■ ЗАДАНИЕ A: Перескажите короче абзац фрагмента текста, который начинается словами «Сам Толстой обкарнал», и сохраните его основные факты.

■ ФРАГМЕНТ ТЕКСТА:

────────

Методика создания ереси прекрасно показана в статье Льва Толстого «Как читать Евангелие». Он советует взять в руки сине-красный карандаш и синим вычеркивать места, с которыми ты не согласен, а красным подчеркивать те, что по душе. По составленному таким образом своему личному Евангелию и надлежит жить.

Сам Толстой обкарнал начало и конец Евангелия (Воплощение и Воскресение). И в середине Христос был понужден на каждое свое слово смиренно просить разрешение яснополянского учителя всего человечества. Всего — включая Иисуса, которого по сути Толстой берет к себе в ученики. Чудеса Лев Николаевич Иисусу вообще запретил творить...

Странно, что Толстой, утверждавший общечеловеческую солидарность в вопросах этики, твердивший, что замкнутый в своем индивидуализме человек — ущербен, настойчиво писавший, что надо соглашаться с лучшими нравственными мыслями, высказанными учителями всего человечества и всех народов, не распространял эту солидарность и на область веры. Довериться религиозному опыту людей — даже тех людей, кого он включал в число своих учителей — он не смог. Сфера, где он был согласен быть солидарным с другими — осталась весьма ограниченной.

О такого рода ересях тот же Честертон говорил так: «толстовцы недостаточно правы, чтобы вытеснить из мира всех других» 90.

Вообще даже атеизм оказывается с этой точки зрения лишь одной из крайне изощренных ересей в рамках христианской мысли. Под сказанным по-французски «бога нет» — Il n'y a pas de' Dieu — подпишется любой православный богослов. Ведь буквально это словосочетание означает «он там не имеет Бога». И действительно, нет такого «он», которое где-то «там» имело бы Бога. «Говоря «бытие есть» мы, по недомыслию, подчиняем саму категориальную форму ей же самой. Бог не есть часть или кусок «действительности» или предметного бытия»,— пояснял С. Франк 91. А до него преп. Симеон восклицал: «Воистину Ты ничто из всех существующих, о Боже мой! Бог действительно есть, но Он есть ничто из того, что мы вообще знаем и ничто из того, что ангелы знают. И в этом смысле я говорю, Бог есть ничто. Ибо кто мог бы произнести: «Он есть это, или, для примера, то?»

Знаменитые слова Ницше «Бог умер» также не вызывают ни малейшего несогласия христианина. Тем более, что на деле это слова Лютера, заимствованные из песнопения Великой Пятницы. И Гегель говорит о «безбожии Страстной пятницы» 92. Так что христианин только слегка дополнит Ницше: «...и воскрес в третий день по Писанием». По сути атеист ставит точку там, где христианин ставит запятую.

Мусульмане скажут, что Иисус — пророк. И здесь христианин имеет полное основание согласиться с Кораном, оговорив, правда, что по иным источникам, Иисус был еще и воплощенным Сыном Божиим. Весьма характерно именование арианской ереси (отрицавшей единосущие Сына Отцу и тем самым оставлявшей Бога Отца в одиночестве) в православной полемической литературе: «арианская (или иудейская) скудость». По выражению св. Григория Богослова, Арий «сократил понятие о Боге в одну ипостась» 93.

────────

(Списки областей элементов)

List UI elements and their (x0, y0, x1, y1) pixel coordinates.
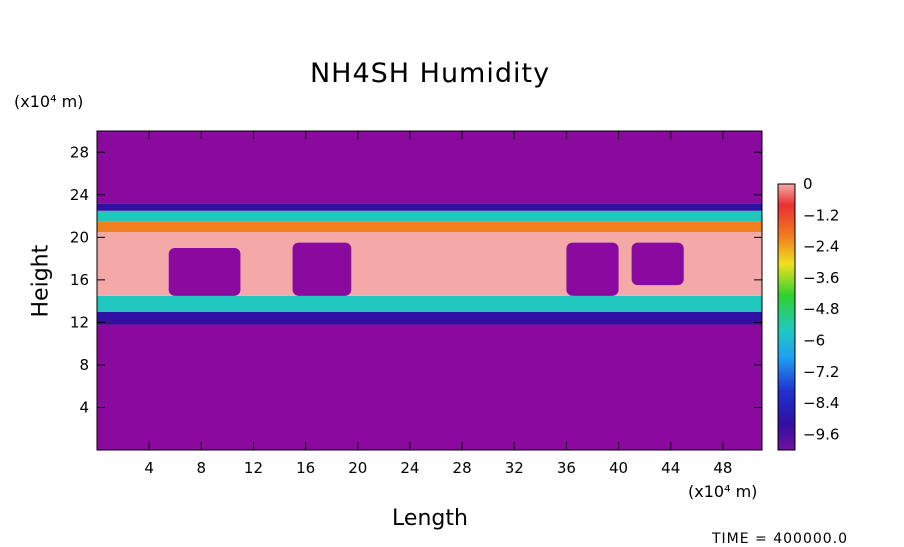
colorbar-label-7: −8.4 (803, 394, 839, 412)
heatmap-band-4 (97, 221, 762, 233)
x-tick-label-1: 8 (197, 459, 207, 477)
x-axis-label: Length (392, 506, 468, 531)
colorbar-label-5: −6 (803, 331, 825, 349)
time-readout: TIME = 400000.0 (712, 531, 849, 547)
colorbar-label-3: −3.6 (803, 269, 839, 287)
x-tick-label-11: 48 (713, 459, 732, 477)
x-tick-label-8: 36 (557, 459, 576, 477)
plot-area (97, 131, 762, 450)
dry-pocket-3 (631, 242, 684, 286)
heatmap-band-7 (97, 131, 762, 204)
colorbar-label-0: 0 (803, 175, 813, 193)
colorbar-label-6: −7.2 (803, 363, 839, 381)
colorbar-label-1: −1.2 (803, 206, 839, 224)
x-tick-label-4: 20 (348, 459, 367, 477)
y-axis-unit: (x10⁴ m) (14, 92, 84, 111)
colorbar-label-8: −9.6 (803, 425, 839, 443)
y-tick-label-0: 4 (79, 398, 89, 416)
x-tick-label-6: 28 (453, 459, 472, 477)
heatmap-band-2 (97, 295, 762, 312)
x-tick-label-5: 24 (400, 459, 419, 477)
x-tick-label-10: 44 (661, 459, 680, 477)
heatmap-band-5 (97, 210, 762, 222)
dry-pocket-0 (168, 247, 241, 296)
colorbar-label-2: −2.4 (803, 238, 839, 256)
dry-pocket-1 (292, 242, 352, 296)
heatmap-band-1 (97, 311, 762, 325)
x-axis-unit: (x10⁴ m) (688, 482, 758, 501)
plot-frame (96, 130, 763, 451)
y-tick-label-6: 28 (70, 143, 89, 161)
y-tick-label-4: 20 (70, 228, 89, 246)
x-tick-label-9: 40 (609, 459, 628, 477)
x-tick-label-3: 16 (296, 459, 315, 477)
dry-pocket-2 (566, 242, 619, 296)
heatmap-band-6 (97, 203, 762, 211)
x-tick-label-2: 12 (244, 459, 263, 477)
colorbar: 0 −1.2 −2.4 −3.6 −4.8 −6 −7.2 −8.4 −9.6 (777, 175, 839, 451)
y-tick-label-2: 12 (70, 313, 89, 331)
colorbar-gradient (777, 183, 796, 451)
colorbar-label-4: −4.8 (803, 300, 839, 318)
chart-title: NH4SH Humidity (309, 58, 551, 89)
y-tick-label-3: 16 (70, 271, 89, 289)
x-tick-label-0: 4 (144, 459, 154, 477)
heatmap-band-0 (97, 324, 762, 450)
x-tick-label-7: 32 (505, 459, 524, 477)
y-tick-label-5: 24 (70, 186, 89, 204)
y-tick-label-1: 8 (79, 356, 89, 374)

────────

■ ЗАДАНИЕ B: Обновите записи от строки, содержащей «colorbar-label-7: −8.4 (803, 394, 839, 412)», до конца записей включительно: замените «plot-area» на «chart-area», а все остальное оставьте без изменений.

■ ОТВЕТ A: Толстой убрал из Евангелия его начало и конец, то есть Воплощение и Воскресение. В оставшейся части Христос вынужден на каждое свое слово просить разрешения у Толстого, который фактически делает Иисуса своим учеником. Творить чудеса Толстой Иисусу вообще запретил.

■ ОТВЕТ B:
colorbar-label-7: −8.4 (803, 394, 839, 412)
heatmap-band-4 (97, 221, 762, 233)
x-tick-label-1: 8 (197, 459, 207, 477)
x-axis-label: Length (392, 506, 468, 531)
colorbar-label-5: −6 (803, 331, 825, 349)
time-readout: TIME = 400000.0 (712, 531, 849, 547)
colorbar-label-3: −3.6 (803, 269, 839, 287)
x-tick-label-11: 48 (713, 459, 732, 477)
x-tick-label-8: 36 (557, 459, 576, 477)
chart-area (97, 131, 762, 450)
dry-pocket-3 (631, 242, 684, 286)
heatmap-band-7 (97, 131, 762, 204)
colorbar-label-0: 0 (803, 175, 813, 193)
colorbar-label-6: −7.2 (803, 363, 839, 381)
colorbar-label-1: −1.2 (803, 206, 839, 224)
x-tick-label-4: 20 (348, 459, 367, 477)
y-axis-unit: (x10⁴ m) (14, 92, 84, 111)
colorbar-label-8: −9.6 (803, 425, 839, 443)
y-tick-label-0: 4 (79, 398, 89, 416)
x-tick-label-6: 28 (453, 459, 472, 477)
heatmap-band-2 (97, 295, 762, 312)
x-tick-label-5: 24 (400, 459, 419, 477)
x-tick-label-10: 44 (661, 459, 680, 477)
heatmap-band-5 (97, 210, 762, 222)
dry-pocket-0 (168, 247, 241, 296)
colorbar-label-2: −2.4 (803, 238, 839, 256)
dry-pocket-1 (292, 242, 352, 296)
heatmap-band-1 (97, 311, 762, 325)
x-axis-unit: (x10⁴ m) (688, 482, 758, 501)
plot-frame (96, 130, 763, 451)
y-tick-label-6: 28 (70, 143, 89, 161)
y-tick-label-4: 20 (70, 228, 89, 246)
x-tick-label-9: 40 (609, 459, 628, 477)
x-tick-label-3: 16 (296, 459, 315, 477)
dry-pocket-2 (566, 242, 619, 296)
heatmap-band-6 (97, 203, 762, 211)
x-tick-label-2: 12 (244, 459, 263, 477)
colorbar: 0 −1.2 −2.4 −3.6 −4.8 −6 −7.2 −8.4 −9.6 (777, 175, 839, 451)
y-tick-label-2: 12 (70, 313, 89, 331)
colorbar-gradient (777, 183, 796, 451)
colorbar-label-4: −4.8 (803, 300, 839, 318)
chart-title: NH4SH Humidity (309, 58, 551, 89)
y-tick-label-3: 16 (70, 271, 89, 289)
x-tick-label-0: 4 (144, 459, 154, 477)
heatmap-band-0 (97, 324, 762, 450)
x-tick-label-7: 32 (505, 459, 524, 477)
y-tick-label-5: 24 (70, 186, 89, 204)
y-tick-label-1: 8 (79, 356, 89, 374)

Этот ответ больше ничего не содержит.